> **Required task**:
All of the material below is to be repeated exactly.

Collected data entries:

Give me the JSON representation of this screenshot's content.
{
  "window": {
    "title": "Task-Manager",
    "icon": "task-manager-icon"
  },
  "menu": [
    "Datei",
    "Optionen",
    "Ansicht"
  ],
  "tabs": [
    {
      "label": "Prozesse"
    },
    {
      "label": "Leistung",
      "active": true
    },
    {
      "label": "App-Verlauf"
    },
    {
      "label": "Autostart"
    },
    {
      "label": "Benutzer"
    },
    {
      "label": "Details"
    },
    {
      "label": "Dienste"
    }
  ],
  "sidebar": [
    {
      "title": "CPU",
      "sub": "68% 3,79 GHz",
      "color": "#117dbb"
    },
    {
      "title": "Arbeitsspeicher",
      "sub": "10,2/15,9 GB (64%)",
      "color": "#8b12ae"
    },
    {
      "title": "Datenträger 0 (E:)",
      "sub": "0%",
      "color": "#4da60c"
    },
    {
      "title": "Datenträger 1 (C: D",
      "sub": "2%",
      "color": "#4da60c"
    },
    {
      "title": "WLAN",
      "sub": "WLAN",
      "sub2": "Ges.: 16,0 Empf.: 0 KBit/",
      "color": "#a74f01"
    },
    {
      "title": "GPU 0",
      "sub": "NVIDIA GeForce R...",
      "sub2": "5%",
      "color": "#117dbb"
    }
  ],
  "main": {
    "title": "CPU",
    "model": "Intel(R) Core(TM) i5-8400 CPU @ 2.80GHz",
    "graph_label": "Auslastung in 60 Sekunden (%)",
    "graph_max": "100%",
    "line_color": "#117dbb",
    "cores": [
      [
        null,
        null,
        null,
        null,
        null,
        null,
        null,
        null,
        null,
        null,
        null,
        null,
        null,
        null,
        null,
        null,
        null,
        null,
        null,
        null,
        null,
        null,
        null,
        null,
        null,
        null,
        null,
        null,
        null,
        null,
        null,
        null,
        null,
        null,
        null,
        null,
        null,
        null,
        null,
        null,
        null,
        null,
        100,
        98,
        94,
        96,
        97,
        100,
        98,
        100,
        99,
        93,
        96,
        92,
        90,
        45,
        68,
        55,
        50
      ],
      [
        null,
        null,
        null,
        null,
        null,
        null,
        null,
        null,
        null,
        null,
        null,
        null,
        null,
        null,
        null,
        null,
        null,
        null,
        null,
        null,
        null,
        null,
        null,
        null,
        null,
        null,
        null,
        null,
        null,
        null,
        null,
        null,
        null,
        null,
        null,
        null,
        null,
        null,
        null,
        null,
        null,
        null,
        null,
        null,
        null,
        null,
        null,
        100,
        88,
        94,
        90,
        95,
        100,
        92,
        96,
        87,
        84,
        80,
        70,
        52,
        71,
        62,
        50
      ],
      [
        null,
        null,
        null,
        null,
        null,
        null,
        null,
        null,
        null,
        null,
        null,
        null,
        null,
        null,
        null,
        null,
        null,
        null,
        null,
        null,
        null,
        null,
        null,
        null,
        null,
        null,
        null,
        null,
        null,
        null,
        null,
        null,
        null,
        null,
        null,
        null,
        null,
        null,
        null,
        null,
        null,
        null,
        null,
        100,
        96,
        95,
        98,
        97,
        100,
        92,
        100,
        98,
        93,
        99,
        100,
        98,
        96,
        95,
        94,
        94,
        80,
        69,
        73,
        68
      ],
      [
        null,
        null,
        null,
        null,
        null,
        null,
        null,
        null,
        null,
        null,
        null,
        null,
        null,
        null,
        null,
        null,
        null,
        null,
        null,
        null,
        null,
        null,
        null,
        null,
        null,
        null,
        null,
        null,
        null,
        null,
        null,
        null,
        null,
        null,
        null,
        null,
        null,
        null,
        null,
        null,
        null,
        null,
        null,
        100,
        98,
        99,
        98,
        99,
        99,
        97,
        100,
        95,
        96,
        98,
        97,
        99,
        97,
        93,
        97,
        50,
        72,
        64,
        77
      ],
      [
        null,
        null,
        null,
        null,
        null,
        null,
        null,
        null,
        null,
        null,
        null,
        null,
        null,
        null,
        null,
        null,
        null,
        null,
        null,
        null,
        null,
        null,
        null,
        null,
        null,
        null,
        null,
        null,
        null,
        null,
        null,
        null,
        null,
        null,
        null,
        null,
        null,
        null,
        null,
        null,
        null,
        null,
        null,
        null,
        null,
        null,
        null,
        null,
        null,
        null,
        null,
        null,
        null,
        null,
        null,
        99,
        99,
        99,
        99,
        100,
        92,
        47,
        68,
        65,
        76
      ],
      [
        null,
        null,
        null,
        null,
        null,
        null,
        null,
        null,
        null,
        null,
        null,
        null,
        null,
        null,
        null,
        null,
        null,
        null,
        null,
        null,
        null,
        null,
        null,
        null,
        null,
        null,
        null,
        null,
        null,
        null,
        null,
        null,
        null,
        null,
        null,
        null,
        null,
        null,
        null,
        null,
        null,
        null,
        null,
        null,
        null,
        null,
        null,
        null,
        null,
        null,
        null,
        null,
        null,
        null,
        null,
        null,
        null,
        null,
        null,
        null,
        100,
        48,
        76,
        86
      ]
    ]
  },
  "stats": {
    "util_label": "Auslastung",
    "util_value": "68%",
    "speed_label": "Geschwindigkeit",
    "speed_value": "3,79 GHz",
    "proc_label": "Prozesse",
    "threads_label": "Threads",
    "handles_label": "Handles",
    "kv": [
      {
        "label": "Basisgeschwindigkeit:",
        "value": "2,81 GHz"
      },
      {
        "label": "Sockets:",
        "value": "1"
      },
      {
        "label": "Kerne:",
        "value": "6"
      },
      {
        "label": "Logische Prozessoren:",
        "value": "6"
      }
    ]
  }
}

> **Exercise result**:
Give me the JSON representation of this screenshot's content.
{
  "window": {
    "title": "Task-Manager",
    "icon": "task-manager-icon"
  },
  "menu": [
    "Datei",
    "Optionen",
    "Ansicht"
  ],
  "tabs": [
    {
      "label": "Prozesse"
    },
    {
      "label": "Leistung",
      "active": true
    },
    {
      "label": "App-Verlauf"
    },
    {
      "label": "Autostart"
    },
    {
      "label": "Benutzer"
    },
    {
      "label": "Details"
    },
    {
      "label": "Dienste"
    }
  ],
  "sidebar": [
    {
      "title": "CPU",
      "sub": "68% 3,79 GHz",
      "color": "#117dbb"
    },
    {
      "title": "Arbeitsspeicher",
      "sub": "10,2/15,9 GB (64%)",
      "color": "#8b12ae"
    },
    {
      "title": "Datenträger 0 (E:)",
      "sub": "0%",
      "color": "#4da60c"
    },
    {
      "title": "Datenträger 1 (C: D",
      "sub": "2%",
      "color": "#4da60c"
    },
    {
      "title": "WLAN",
      "sub": "WLAN",
      "sub2": "Ges.: 16,0 Empf.: 0 KBit/",
      "color": "#a74f01"
    },
    {
      "title": "GPU 0",
      "sub": "NVIDIA GeForce R...",
      "sub2": "5%",
      "color": "#117dbb"
    }
  ],
  "main": {
    "title": "CPU",
    "model": "Intel(R) Core(TM) i5-8400 CPU @ 2.80GHz",
    "graph_label": "Auslastung in 60 Sekunden (%)",
    "graph_max": "100%",
    "line_color": "#117dbb",
    "cores": [
      [
        null,
        null,
        null,
        null,
        null,
        null,
        null,
        null,
        null,
        null,
        null,
        null,
        null,
        null,
        null,
        null,
        null,
        null,
        null,
        null,
        null,
        null,
        null,
        null,
        null,
        null,
        null,
        null,
        null,
        null,
        null,
        null,
        null,
        null,
        null,
        null,
        null,
        null,
        null,
        null,
        null,
        null,
        100,
        98,
        94,
        96,
        97,
        100,
        98,
        100,
        99,
        93,
        96,
        92,
        90,
        45,
        68,
        55,
        50
      ],
      [
        null,
        null,
        null,
        null,
        null,
        null,
        null,
        null,
        null,
        null,
        null,
        null,
        null,
        null,
        null,
        null,
        null,
        null,
        null,
        null,
        null,
        null,
        null,
        null,
        null,
        null,
        null,
        null,
        null,
        null,
        null,
        null,
        null,
        null,
        null,
        null,
        null,
        null,
        null,
        null,
        null,
        null,
        null,
        null,
        null,
        null,
        null,
        100,
        88,
        94,
        90,
        95,
        100,
        92,
        96,
        87,
        84,
        80,
        70,
        52,
        71,
        62,
        50
      ],
      [
        null,
        null,
        null,
        null,
        null,
        null,
        null,
        null,
        null,
        null,
        null,
        null,
        null,
        null,
        null,
        null,
        null,
        null,
        null,
        null,
        null,
        null,
        null,
        null,
        null,
        null,
        null,
        null,
        null,
        null,
        null,
        null,
        null,
        null,
        null,
        null,
        null,
        null,
        null,
        null,
        null,
        null,
        null,
        100,
        96,
        95,
        98,
        97,
        100,
        92,
        100,
        98,
        93,
        99,
        100,
        98,
        96,
        95,
        94,
        94,
        80,
        69,
        73,
        68
      ],
      [
        null,
        null,
        null,
        null,
        null,
        null,
        null,
        null,
        null,
        null,
        null,
        null,
        null,
        null,
        null,
        null,
        null,
        null,
        null,
        null,
        null,
        null,
        null,
        null,
        null,
        null,
        null,
        null,
        null,
        null,
        null,
        null,
        null,
        null,
        null,
        null,
        null,
        null,
        null,
        null,
        null,
        null,
        null,
        100,
        98,
        99,
        98,
        99,
        99,
        97,
        100,
        95,
        96,
        98,
        97,
        99,
        97,
        93,
        97,
        50,
        72,
        64,
        77
      ],
      [
        null,
        null,
        null,
        null,
        null,
        null,
        null,
        null,
        null,
        null,
        null,
        null,
        null,
        null,
        null,
        null,
        null,
        null,
        null,
        null,
        null,
        null,
        null,
        null,
        null,
        null,
        null,
        null,
        null,
        null,
        null,
        null,
        null,
        null,
        null,
        null,
        null,
        null,
        null,
        null,
        null,
        null,
        null,
        null,
        null,
        null,
        null,
        null,
        null,
        null,
        null,
        null,
        null,
        null,
        null,
        99,
        99,
        99,
        99,
        100,
        92,
        47,
        68,
        65,
        76
      ],
      [
        null,
        null,
        null,
        null,
        null,
        null,
        null,
        null,
        null,
        null,
        null,
        null,
        null,
        null,
        null,
        null,
        null,
        null,
        null,
        null,
        null,
        null,
        null,
        null,
        null,
        null,
        null,
        null,
        null,
        null,
        null,
        null,
        null,
        null,
        null,
        null,
        null,
        null,
        null,
        null,
        null,
        null,
        null,
        null,
        null,
        null,
        null,
        null,
        null,
        null,
        null,
        null,
        null,
        null,
        null,
        null,
        null,
        null,
        null,
        null,
        100,
        48,
        76,
        86
      ]
    ]
  },
  "stats": {
    "util_label": "Auslastung",
    "util_value": "68%",
    "speed_label": "Geschwindigkeit",
    "speed_value": "3,79 GHz",
    "proc_label": "Prozesse",
    "threads_label": "Threads",
    "handles_label": "Handles",
    "kv": [
      {
        "label": "Basisgeschwindigkeit:",
        "value": "2,81 GHz"
      },
      {
        "label": "Sockets:",
        "value": "1"
      },
      {
        "label": "Kerne:",
        "value": "6"
      },
      {
        "label": "Logische Prozessoren:",
        "value": "6"
      }
    ]
  }
}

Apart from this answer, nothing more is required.